■ **OBJECTIVE**:
All lines in the data bearing the string "growth" should be identified and copied.

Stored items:
□ □ □ □ □

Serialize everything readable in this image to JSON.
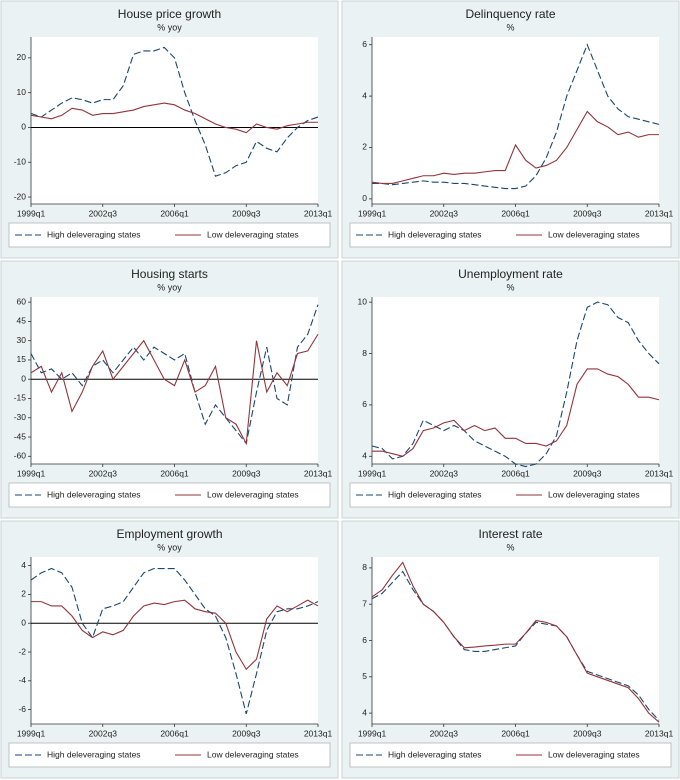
{
  "chart_data": [
    {
      "type": "line",
      "title": "House price growth",
      "subtitle": "% yoy",
      "x": [
        1999,
        1999.5,
        2000,
        2000.5,
        2001,
        2001.5,
        2002,
        2002.5,
        2003,
        2003.5,
        2004,
        2004.5,
        2005,
        2005.5,
        2006,
        2006.5,
        2007,
        2007.5,
        2008,
        2008.5,
        2009,
        2009.5,
        2010,
        2010.5,
        2011,
        2011.5,
        2012,
        2012.5,
        2013
      ],
      "series": [
        {
          "name": "High deleveraging states",
          "color": "#1a476f",
          "style": "dashed",
          "values": [
            4,
            3,
            5,
            7,
            8.5,
            8,
            7,
            8,
            8,
            12,
            21,
            22,
            22,
            23,
            20,
            10,
            2,
            -5,
            -14,
            -13,
            -11,
            -10,
            -4,
            -6,
            -7,
            -3,
            0,
            2,
            3
          ]
        },
        {
          "name": "Low deleveraging states",
          "color": "#90353b",
          "style": "solid",
          "values": [
            3.5,
            3,
            2.5,
            3.5,
            5.5,
            5,
            3.5,
            4,
            4,
            4.5,
            5,
            6,
            6.5,
            7,
            6.5,
            5,
            4,
            2.5,
            1,
            0,
            -0.5,
            -1.5,
            1,
            0,
            -0.5,
            0.5,
            1,
            1.5,
            1.5
          ]
        }
      ],
      "xlim": [
        1999,
        2013
      ],
      "xticks": [
        {
          "value": 1999,
          "label": "1999q1"
        },
        {
          "value": 2002.5,
          "label": "2002q3"
        },
        {
          "value": 2006,
          "label": "2006q1"
        },
        {
          "value": 2009.5,
          "label": "2009q3"
        },
        {
          "value": 2013,
          "label": "2013q1"
        }
      ],
      "ylim": [
        -22,
        26
      ],
      "yticks": [
        -20,
        -10,
        0,
        10,
        20
      ],
      "hline": 0
    },
    {
      "type": "line",
      "title": "Delinquency rate",
      "subtitle": "%",
      "x": [
        1999,
        1999.5,
        2000,
        2000.5,
        2001,
        2001.5,
        2002,
        2002.5,
        2003,
        2003.5,
        2004,
        2004.5,
        2005,
        2005.5,
        2006,
        2006.5,
        2007,
        2007.5,
        2008,
        2008.5,
        2009,
        2009.5,
        2010,
        2010.5,
        2011,
        2011.5,
        2012,
        2012.5,
        2013
      ],
      "series": [
        {
          "name": "High deleveraging states",
          "color": "#1a476f",
          "style": "dashed",
          "values": [
            0.6,
            0.6,
            0.55,
            0.6,
            0.65,
            0.7,
            0.65,
            0.65,
            0.6,
            0.6,
            0.55,
            0.5,
            0.45,
            0.4,
            0.4,
            0.5,
            0.9,
            1.6,
            2.6,
            4.0,
            5.0,
            6.0,
            5.0,
            4.0,
            3.5,
            3.2,
            3.1,
            3.0,
            2.9
          ]
        },
        {
          "name": "Low deleveraging states",
          "color": "#90353b",
          "style": "solid",
          "values": [
            0.65,
            0.6,
            0.6,
            0.7,
            0.8,
            0.9,
            0.9,
            1.0,
            0.95,
            1.0,
            1.0,
            1.05,
            1.1,
            1.1,
            2.1,
            1.5,
            1.2,
            1.3,
            1.5,
            2.0,
            2.7,
            3.4,
            3.0,
            2.8,
            2.5,
            2.6,
            2.4,
            2.5,
            2.5
          ]
        }
      ],
      "xlim": [
        1999,
        2013
      ],
      "xticks": [
        {
          "value": 1999,
          "label": "1999q1"
        },
        {
          "value": 2002.5,
          "label": "2002q3"
        },
        {
          "value": 2006,
          "label": "2006q1"
        },
        {
          "value": 2009.5,
          "label": "2009q3"
        },
        {
          "value": 2013,
          "label": "2013q1"
        }
      ],
      "ylim": [
        -0.2,
        6.3
      ],
      "yticks": [
        0,
        2,
        4,
        6
      ]
    },
    {
      "type": "line",
      "title": "Housing starts",
      "subtitle": "% yoy",
      "x": [
        1999,
        1999.5,
        2000,
        2000.5,
        2001,
        2001.5,
        2002,
        2002.5,
        2003,
        2003.5,
        2004,
        2004.5,
        2005,
        2005.5,
        2006,
        2006.5,
        2007,
        2007.5,
        2008,
        2008.5,
        2009,
        2009.5,
        2010,
        2010.5,
        2011,
        2011.5,
        2012,
        2012.5,
        2013
      ],
      "series": [
        {
          "name": "High deleveraging states",
          "color": "#1a476f",
          "style": "dashed",
          "values": [
            20,
            5,
            8,
            0,
            5,
            -5,
            10,
            15,
            5,
            15,
            25,
            15,
            25,
            20,
            15,
            20,
            -10,
            -35,
            -20,
            -30,
            -40,
            -50,
            -10,
            25,
            -15,
            -20,
            25,
            35,
            58
          ]
        },
        {
          "name": "Low deleveraging states",
          "color": "#90353b",
          "style": "solid",
          "values": [
            5,
            10,
            -10,
            5,
            -25,
            -10,
            10,
            22,
            0,
            10,
            20,
            30,
            15,
            0,
            -5,
            15,
            -10,
            -5,
            10,
            -30,
            -35,
            -50,
            30,
            -10,
            5,
            -5,
            20,
            22,
            35
          ]
        }
      ],
      "xlim": [
        1999,
        2013
      ],
      "xticks": [
        {
          "value": 1999,
          "label": "1999q1"
        },
        {
          "value": 2002.5,
          "label": "2002q3"
        },
        {
          "value": 2006,
          "label": "2006q1"
        },
        {
          "value": 2009.5,
          "label": "2009q3"
        },
        {
          "value": 2013,
          "label": "2013q1"
        }
      ],
      "ylim": [
        -66,
        64
      ],
      "yticks": [
        -60,
        -45,
        -30,
        -15,
        0,
        15,
        30,
        45,
        60
      ],
      "hline": 0
    },
    {
      "type": "line",
      "title": "Unemployment rate",
      "subtitle": "%",
      "x": [
        1999,
        1999.5,
        2000,
        2000.5,
        2001,
        2001.5,
        2002,
        2002.5,
        2003,
        2003.5,
        2004,
        2004.5,
        2005,
        2005.5,
        2006,
        2006.5,
        2007,
        2007.5,
        2008,
        2008.5,
        2009,
        2009.5,
        2010,
        2010.5,
        2011,
        2011.5,
        2012,
        2012.5,
        2013
      ],
      "series": [
        {
          "name": "High deleveraging states",
          "color": "#1a476f",
          "style": "dashed",
          "values": [
            4.4,
            4.3,
            3.9,
            4.0,
            4.5,
            5.4,
            5.2,
            5.0,
            5.2,
            5.0,
            4.6,
            4.4,
            4.2,
            4.0,
            3.7,
            3.6,
            3.7,
            4.1,
            4.8,
            6.5,
            8.5,
            9.8,
            10.0,
            9.9,
            9.4,
            9.2,
            8.5,
            8.0,
            7.6
          ]
        },
        {
          "name": "Low deleveraging states",
          "color": "#90353b",
          "style": "solid",
          "values": [
            4.2,
            4.2,
            4.1,
            4.0,
            4.3,
            5.0,
            5.1,
            5.3,
            5.4,
            5.0,
            5.2,
            5.0,
            5.1,
            4.7,
            4.7,
            4.5,
            4.5,
            4.4,
            4.6,
            5.2,
            6.8,
            7.4,
            7.4,
            7.2,
            7.1,
            6.8,
            6.3,
            6.3,
            6.2
          ]
        }
      ],
      "xlim": [
        1999,
        2013
      ],
      "xticks": [
        {
          "value": 1999,
          "label": "1999q1"
        },
        {
          "value": 2002.5,
          "label": "2002q3"
        },
        {
          "value": 2006,
          "label": "2006q1"
        },
        {
          "value": 2009.5,
          "label": "2009q3"
        },
        {
          "value": 2013,
          "label": "2013q1"
        }
      ],
      "ylim": [
        3.7,
        10.2
      ],
      "yticks": [
        4,
        6,
        8,
        10
      ]
    },
    {
      "type": "line",
      "title": "Employment growth",
      "subtitle": "% yoy",
      "x": [
        1999,
        1999.5,
        2000,
        2000.5,
        2001,
        2001.5,
        2002,
        2002.5,
        2003,
        2003.5,
        2004,
        2004.5,
        2005,
        2005.5,
        2006,
        2006.5,
        2007,
        2007.5,
        2008,
        2008.5,
        2009,
        2009.5,
        2010,
        2010.5,
        2011,
        2011.5,
        2012,
        2012.5,
        2013
      ],
      "series": [
        {
          "name": "High deleveraging states",
          "color": "#1a476f",
          "style": "dashed",
          "values": [
            3.0,
            3.5,
            3.8,
            3.5,
            2.5,
            0,
            -1.0,
            1.0,
            1.2,
            1.5,
            2.5,
            3.5,
            3.8,
            3.8,
            3.8,
            3.0,
            2.0,
            1.0,
            0.5,
            -1.0,
            -3.5,
            -6.3,
            -3.5,
            -0.5,
            0.8,
            1.0,
            1.0,
            1.2,
            1.5
          ]
        },
        {
          "name": "Low deleveraging states",
          "color": "#90353b",
          "style": "solid",
          "values": [
            1.5,
            1.5,
            1.2,
            1.2,
            0.5,
            -0.5,
            -1.0,
            -0.6,
            -0.8,
            -0.5,
            0.5,
            1.2,
            1.4,
            1.3,
            1.5,
            1.6,
            1.0,
            0.8,
            0.7,
            0,
            -2.0,
            -3.2,
            -2.5,
            0.3,
            1.2,
            0.8,
            1.2,
            1.6,
            1.2
          ]
        }
      ],
      "xlim": [
        1999,
        2013
      ],
      "xticks": [
        {
          "value": 1999,
          "label": "1999q1"
        },
        {
          "value": 2002.5,
          "label": "2002q3"
        },
        {
          "value": 2006,
          "label": "2006q1"
        },
        {
          "value": 2009.5,
          "label": "2009q3"
        },
        {
          "value": 2013,
          "label": "2013q1"
        }
      ],
      "ylim": [
        -7,
        4.6
      ],
      "yticks": [
        -6,
        -4,
        -2,
        0,
        2,
        4
      ],
      "hline": 0
    },
    {
      "type": "line",
      "title": "Interest rate",
      "subtitle": "%",
      "x": [
        1999,
        1999.5,
        2000,
        2000.5,
        2001,
        2001.5,
        2002,
        2002.5,
        2003,
        2003.5,
        2004,
        2004.5,
        2005,
        2005.5,
        2006,
        2006.5,
        2007,
        2007.5,
        2008,
        2008.5,
        2009,
        2009.5,
        2010,
        2010.5,
        2011,
        2011.5,
        2012,
        2012.5,
        2013
      ],
      "series": [
        {
          "name": "High deleveraging states",
          "color": "#1a476f",
          "style": "dashed",
          "values": [
            7.15,
            7.3,
            7.6,
            7.9,
            7.4,
            7.0,
            6.8,
            6.5,
            6.1,
            5.75,
            5.7,
            5.7,
            5.75,
            5.8,
            5.85,
            6.2,
            6.5,
            6.45,
            6.4,
            6.1,
            5.6,
            5.15,
            5.05,
            4.95,
            4.85,
            4.75,
            4.5,
            4.1,
            3.8
          ]
        },
        {
          "name": "Low deleveraging states",
          "color": "#90353b",
          "style": "solid",
          "values": [
            7.2,
            7.4,
            7.8,
            8.15,
            7.5,
            7.0,
            6.8,
            6.5,
            6.1,
            5.8,
            5.82,
            5.85,
            5.87,
            5.9,
            5.9,
            6.2,
            6.55,
            6.5,
            6.4,
            6.1,
            5.6,
            5.1,
            5.0,
            4.9,
            4.8,
            4.7,
            4.4,
            4.0,
            3.75
          ]
        }
      ],
      "xlim": [
        1999,
        2013
      ],
      "xticks": [
        {
          "value": 1999,
          "label": "1999q1"
        },
        {
          "value": 2002.5,
          "label": "2002q3"
        },
        {
          "value": 2006,
          "label": "2006q1"
        },
        {
          "value": 2009.5,
          "label": "2009q3"
        },
        {
          "value": 2013,
          "label": "2013q1"
        }
      ],
      "ylim": [
        3.7,
        8.3
      ],
      "yticks": [
        4,
        5,
        6,
        7,
        8
      ]
    }
  ]
}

□ □ □ □ □

■ **ANSWER TO THE TASK**:
      "title": "House price growth",
      "title": "Employment growth",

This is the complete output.